▸ **REQUEST**
All of the data should be output character for character, except the pictures.

[Collected data]
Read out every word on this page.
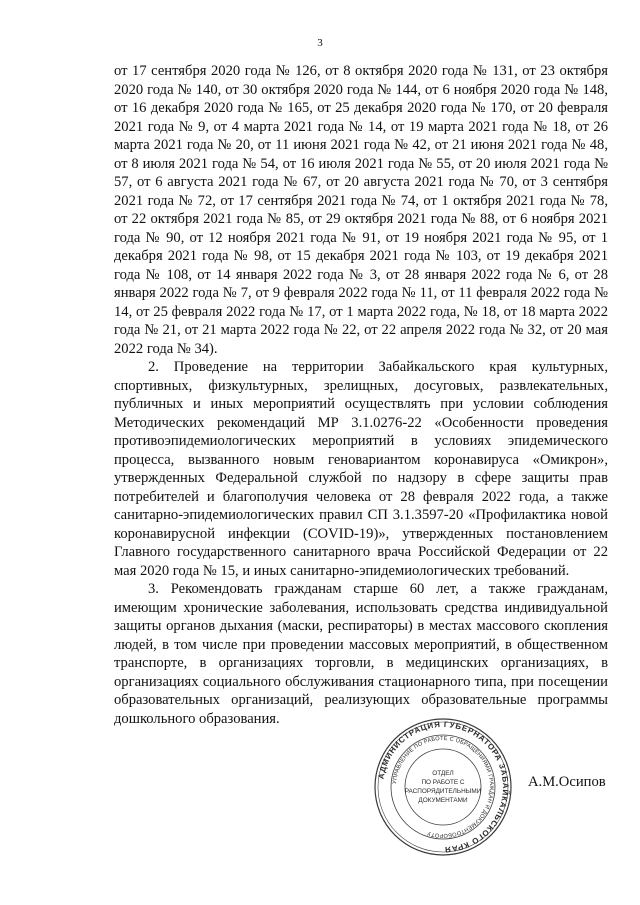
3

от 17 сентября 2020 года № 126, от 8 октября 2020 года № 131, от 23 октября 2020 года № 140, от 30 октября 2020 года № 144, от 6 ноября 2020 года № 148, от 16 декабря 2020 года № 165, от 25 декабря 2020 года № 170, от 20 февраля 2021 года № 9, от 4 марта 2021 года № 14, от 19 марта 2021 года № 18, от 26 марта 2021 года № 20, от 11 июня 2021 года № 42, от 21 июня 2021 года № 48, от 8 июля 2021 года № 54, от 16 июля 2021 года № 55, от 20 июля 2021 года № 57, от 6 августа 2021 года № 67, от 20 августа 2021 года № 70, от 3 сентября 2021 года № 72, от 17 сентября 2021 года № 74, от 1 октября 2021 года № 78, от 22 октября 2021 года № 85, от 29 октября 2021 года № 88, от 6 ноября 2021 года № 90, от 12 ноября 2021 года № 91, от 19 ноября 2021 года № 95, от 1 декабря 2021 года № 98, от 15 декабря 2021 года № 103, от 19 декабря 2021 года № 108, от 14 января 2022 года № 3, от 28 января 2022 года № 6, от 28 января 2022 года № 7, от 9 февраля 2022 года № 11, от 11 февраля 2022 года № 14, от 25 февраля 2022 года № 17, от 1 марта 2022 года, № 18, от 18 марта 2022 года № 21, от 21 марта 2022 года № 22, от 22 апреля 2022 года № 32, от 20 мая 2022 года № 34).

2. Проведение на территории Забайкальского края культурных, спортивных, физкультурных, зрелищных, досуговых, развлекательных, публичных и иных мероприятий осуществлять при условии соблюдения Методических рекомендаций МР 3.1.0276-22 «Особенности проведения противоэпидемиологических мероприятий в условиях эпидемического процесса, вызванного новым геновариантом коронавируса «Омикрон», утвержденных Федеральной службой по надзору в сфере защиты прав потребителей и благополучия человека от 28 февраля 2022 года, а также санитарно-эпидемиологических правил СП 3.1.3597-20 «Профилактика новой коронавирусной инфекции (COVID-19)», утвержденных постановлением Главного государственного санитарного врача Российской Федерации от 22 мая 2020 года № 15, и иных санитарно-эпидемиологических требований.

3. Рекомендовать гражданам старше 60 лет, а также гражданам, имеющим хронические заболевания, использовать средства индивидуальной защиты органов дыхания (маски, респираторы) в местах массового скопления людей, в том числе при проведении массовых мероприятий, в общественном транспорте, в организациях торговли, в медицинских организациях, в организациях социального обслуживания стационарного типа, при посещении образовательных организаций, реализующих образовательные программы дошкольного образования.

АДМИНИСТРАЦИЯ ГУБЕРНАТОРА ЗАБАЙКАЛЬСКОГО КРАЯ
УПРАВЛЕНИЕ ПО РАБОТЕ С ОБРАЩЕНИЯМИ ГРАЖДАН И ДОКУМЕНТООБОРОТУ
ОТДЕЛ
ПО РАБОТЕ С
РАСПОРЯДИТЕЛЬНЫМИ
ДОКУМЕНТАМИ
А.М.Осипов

▸ **REPLY**
Read out every word on this page.
3

от 17 сентября 2020 года № 126, от 8 октября 2020 года № 131, от 23 октября 2020 года № 140, от 30 октября 2020 года № 144, от 6 ноября 2020 года № 148, от 16 декабря 2020 года № 165, от 25 декабря 2020 года № 170, от 20 февраля 2021 года № 9, от 4 марта 2021 года № 14, от 19 марта 2021 года № 18, от 26 марта 2021 года № 20, от 11 июня 2021 года № 42, от 21 июня 2021 года № 48, от 8 июля 2021 года № 54, от 16 июля 2021 года № 55, от 20 июля 2021 года № 57, от 6 августа 2021 года № 67, от 20 августа 2021 года № 70, от 3 сентября 2021 года № 72, от 17 сентября 2021 года № 74, от 1 октября 2021 года № 78, от 22 октября 2021 года № 85, от 29 октября 2021 года № 88, от 6 ноября 2021 года № 90, от 12 ноября 2021 года № 91, от 19 ноября 2021 года № 95, от 1 декабря 2021 года № 98, от 15 декабря 2021 года № 103, от 19 декабря 2021 года № 108, от 14 января 2022 года № 3, от 28 января 2022 года № 6, от 28 января 2022 года № 7, от 9 февраля 2022 года № 11, от 11 февраля 2022 года № 14, от 25 февраля 2022 года № 17, от 1 марта 2022 года, № 18, от 18 марта 2022 года № 21, от 21 марта 2022 года № 22, от 22 апреля 2022 года № 32, от 20 мая 2022 года № 34).

2. Проведение на территории Забайкальского края культурных, спортивных, физкультурных, зрелищных, досуговых, развлекательных, публичных и иных мероприятий осуществлять при условии соблюдения Методических рекомендаций МР 3.1.0276-22 «Особенности проведения противоэпидемиологических мероприятий в условиях эпидемического процесса, вызванного новым геновариантом коронавируса «Омикрон», утвержденных Федеральной службой по надзору в сфере защиты прав потребителей и благополучия человека от 28 февраля 2022 года, а также санитарно-эпидемиологических правил СП 3.1.3597-20 «Профилактика новой коронавирусной инфекции (COVID-19)», утвержденных постановлением Главного государственного санитарного врача Российской Федерации от 22 мая 2020 года № 15, и иных санитарно-эпидемиологических требований.

3. Рекомендовать гражданам старше 60 лет, а также гражданам, имеющим хронические заболевания, использовать средства индивидуальной защиты органов дыхания (маски, респираторы) в местах массового скопления людей, в том числе при проведении массовых мероприятий, в общественном транспорте, в организациях торговли, в медицинских организациях, в организациях социального обслуживания стационарного типа, при посещении образовательных организаций, реализующих образовательные программы дошкольного образования.

АДМИНИСТРАЦИЯ ГУБЕРНАТОРА ЗАБАЙКАЛЬСКОГО КРАЯ
УПРАВЛЕНИЕ ПО РАБОТЕ С ОБРАЩЕНИЯМИ ГРАЖДАН И ДОКУМЕНТООБОРОТУ
ОТДЕЛ
ПО РАБОТЕ С
РАСПОРЯДИТЕЛЬНЫМИ
ДОКУМЕНТАМИ
А.М.Осипов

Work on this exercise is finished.